- **Task requirements**
Would you retype all of these records exactly?

- **Data excerpts**
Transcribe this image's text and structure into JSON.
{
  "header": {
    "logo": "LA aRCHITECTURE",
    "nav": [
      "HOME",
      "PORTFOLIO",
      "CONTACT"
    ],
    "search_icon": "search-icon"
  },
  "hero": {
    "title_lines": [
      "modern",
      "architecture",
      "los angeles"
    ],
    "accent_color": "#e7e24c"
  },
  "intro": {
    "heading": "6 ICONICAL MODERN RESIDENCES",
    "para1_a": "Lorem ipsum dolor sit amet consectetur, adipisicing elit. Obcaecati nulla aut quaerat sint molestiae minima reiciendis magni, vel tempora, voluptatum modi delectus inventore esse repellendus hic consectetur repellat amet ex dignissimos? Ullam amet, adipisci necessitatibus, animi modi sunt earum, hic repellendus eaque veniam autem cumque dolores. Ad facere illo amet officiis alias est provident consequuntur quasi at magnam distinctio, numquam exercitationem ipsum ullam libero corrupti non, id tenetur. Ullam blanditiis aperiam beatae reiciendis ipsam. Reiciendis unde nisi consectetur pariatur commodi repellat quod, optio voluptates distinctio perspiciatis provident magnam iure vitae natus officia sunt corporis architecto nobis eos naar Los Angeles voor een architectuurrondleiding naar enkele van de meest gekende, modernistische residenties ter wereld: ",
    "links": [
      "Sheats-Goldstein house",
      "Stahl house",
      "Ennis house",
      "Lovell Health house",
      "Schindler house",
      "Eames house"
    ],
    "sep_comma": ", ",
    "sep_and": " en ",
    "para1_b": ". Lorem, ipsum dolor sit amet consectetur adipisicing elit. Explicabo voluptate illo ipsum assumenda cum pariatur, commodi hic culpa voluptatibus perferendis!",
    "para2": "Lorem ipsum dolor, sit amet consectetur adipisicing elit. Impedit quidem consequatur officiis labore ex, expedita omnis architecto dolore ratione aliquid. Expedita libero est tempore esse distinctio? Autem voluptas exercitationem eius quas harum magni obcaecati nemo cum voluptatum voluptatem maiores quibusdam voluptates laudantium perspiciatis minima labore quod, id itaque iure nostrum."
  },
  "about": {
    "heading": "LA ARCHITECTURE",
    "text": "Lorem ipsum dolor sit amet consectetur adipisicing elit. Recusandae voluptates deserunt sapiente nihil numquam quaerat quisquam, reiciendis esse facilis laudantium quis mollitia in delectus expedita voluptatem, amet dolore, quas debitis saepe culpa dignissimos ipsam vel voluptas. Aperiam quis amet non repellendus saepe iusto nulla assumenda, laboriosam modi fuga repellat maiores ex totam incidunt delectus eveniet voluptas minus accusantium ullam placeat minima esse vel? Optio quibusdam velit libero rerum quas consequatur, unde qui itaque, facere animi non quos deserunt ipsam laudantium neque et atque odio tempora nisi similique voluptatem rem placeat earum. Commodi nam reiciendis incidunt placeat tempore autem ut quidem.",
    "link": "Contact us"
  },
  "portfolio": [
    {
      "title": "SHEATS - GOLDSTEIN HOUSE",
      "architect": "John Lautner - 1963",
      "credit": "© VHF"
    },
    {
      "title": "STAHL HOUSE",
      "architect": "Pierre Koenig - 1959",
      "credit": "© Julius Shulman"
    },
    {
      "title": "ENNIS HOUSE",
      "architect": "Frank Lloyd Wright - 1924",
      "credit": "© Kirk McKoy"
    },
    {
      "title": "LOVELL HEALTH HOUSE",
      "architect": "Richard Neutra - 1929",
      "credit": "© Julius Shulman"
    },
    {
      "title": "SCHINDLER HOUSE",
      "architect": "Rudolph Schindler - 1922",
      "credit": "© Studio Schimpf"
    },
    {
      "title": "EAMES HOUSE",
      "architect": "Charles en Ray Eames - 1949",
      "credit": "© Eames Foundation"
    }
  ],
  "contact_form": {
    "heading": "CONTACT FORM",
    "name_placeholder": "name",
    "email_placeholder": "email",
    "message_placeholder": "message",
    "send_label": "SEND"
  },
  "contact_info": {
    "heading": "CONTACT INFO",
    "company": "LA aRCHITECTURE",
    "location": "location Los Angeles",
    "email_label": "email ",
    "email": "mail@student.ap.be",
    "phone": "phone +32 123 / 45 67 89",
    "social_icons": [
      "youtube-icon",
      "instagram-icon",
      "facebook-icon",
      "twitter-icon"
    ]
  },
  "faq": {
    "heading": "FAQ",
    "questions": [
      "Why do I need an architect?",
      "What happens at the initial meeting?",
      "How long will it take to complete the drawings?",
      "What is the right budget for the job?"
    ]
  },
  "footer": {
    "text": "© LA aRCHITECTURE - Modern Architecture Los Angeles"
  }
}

- **Answer to this exercise**
Transcribe this image's text and structure into JSON.
{
  "header": {
    "logo": "LA aRCHITECTURE",
    "nav": [
      "HOME",
      "PORTFOLIO",
      "CONTACT"
    ],
    "search_icon": "search-icon"
  },
  "hero": {
    "title_lines": [
      "modern",
      "architecture",
      "los angeles"
    ],
    "accent_color": "#e7e24c"
  },
  "intro": {
    "heading": "6 ICONICAL MODERN RESIDENCES",
    "para1_a": "Lorem ipsum dolor sit amet consectetur, adipisicing elit. Obcaecati nulla aut quaerat sint molestiae minima reiciendis magni, vel tempora, voluptatum modi delectus inventore esse repellendus hic consectetur repellat amet ex dignissimos? Ullam amet, adipisci necessitatibus, animi modi sunt earum, hic repellendus eaque veniam autem cumque dolores. Ad facere illo amet officiis alias est provident consequuntur quasi at magnam distinctio, numquam exercitationem ipsum ullam libero corrupti non, id tenetur. Ullam blanditiis aperiam beatae reiciendis ipsam. Reiciendis unde nisi consectetur pariatur commodi repellat quod, optio voluptates distinctio perspiciatis provident magnam iure vitae natus officia sunt corporis architecto nobis eos naar Los Angeles voor een architectuurrondleiding naar enkele van de meest gekende, modernistische residenties ter wereld: ",
    "links": [
      "Sheats-Goldstein house",
      "Stahl house",
      "Ennis house",
      "Lovell Health house",
      "Schindler house",
      "Eames house"
    ],
    "sep_comma": ", ",
    "sep_and": " en ",
    "para1_b": ". Lorem, ipsum dolor sit amet consectetur adipisicing elit. Explicabo voluptate illo ipsum assumenda cum pariatur, commodi hic culpa voluptatibus perferendis!",
    "para2": "Lorem ipsum dolor, sit amet consectetur adipisicing elit. Impedit quidem consequatur officiis labore ex, expedita omnis architecto dolore ratione aliquid. Expedita libero est tempore esse distinctio? Autem voluptas exercitationem eius quas harum magni obcaecati nemo cum voluptatum voluptatem maiores quibusdam voluptates laudantium perspiciatis minima labore quod, id itaque iure nostrum."
  },
  "about": {
    "heading": "LA ARCHITECTURE",
    "text": "Lorem ipsum dolor sit amet consectetur adipisicing elit. Recusandae voluptates deserunt sapiente nihil numquam quaerat quisquam, reiciendis esse facilis laudantium quis mollitia in delectus expedita voluptatem, amet dolore, quas debitis saepe culpa dignissimos ipsam vel voluptas. Aperiam quis amet non repellendus saepe iusto nulla assumenda, laboriosam modi fuga repellat maiores ex totam incidunt delectus eveniet voluptas minus accusantium ullam placeat minima esse vel? Optio quibusdam velit libero rerum quas consequatur, unde qui itaque, facere animi non quos deserunt ipsam laudantium neque et atque odio tempora nisi similique voluptatem rem placeat earum. Commodi nam reiciendis incidunt placeat tempore autem ut quidem.",
    "link": "Contact us"
  },
  "portfolio": [
    {
      "title": "SHEATS - GOLDSTEIN HOUSE",
      "architect": "John Lautner - 1963",
      "credit": "© VHF"
    },
    {
      "title": "STAHL HOUSE",
      "architect": "Pierre Koenig - 1959",
      "credit": "© Julius Shulman"
    },
    {
      "title": "ENNIS HOUSE",
      "architect": "Frank Lloyd Wright - 1924",
      "credit": "© Kirk McKoy"
    },
    {
      "title": "LOVELL HEALTH HOUSE",
      "architect": "Richard Neutra - 1929",
      "credit": "© Julius Shulman"
    },
    {
      "title": "SCHINDLER HOUSE",
      "architect": "Rudolph Schindler - 1922",
      "credit": "© Studio Schimpf"
    },
    {
      "title": "EAMES HOUSE",
      "architect": "Charles en Ray Eames - 1949",
      "credit": "© Eames Foundation"
    }
  ],
  "contact_form": {
    "heading": "CONTACT FORM",
    "name_placeholder": "name",
    "email_placeholder": "email",
    "message_placeholder": "message",
    "send_label": "SEND"
  },
  "contact_info": {
    "heading": "CONTACT INFO",
    "company": "LA aRCHITECTURE",
    "location": "location Los Angeles",
    "email_label": "email ",
    "email": "mail@student.ap.be",
    "phone": "phone +32 123 / 45 67 89",
    "social_icons": [
      "youtube-icon",
      "instagram-icon",
      "facebook-icon",
      "twitter-icon"
    ]
  },
  "faq": {
    "heading": "FAQ",
    "questions": [
      "Why do I need an architect?",
      "What happens at the initial meeting?",
      "How long will it take to complete the drawings?",
      "What is the right budget for the job?"
    ]
  },
  "footer": {
    "text": "© LA aRCHITECTURE - Modern Architecture Los Angeles"
  }
}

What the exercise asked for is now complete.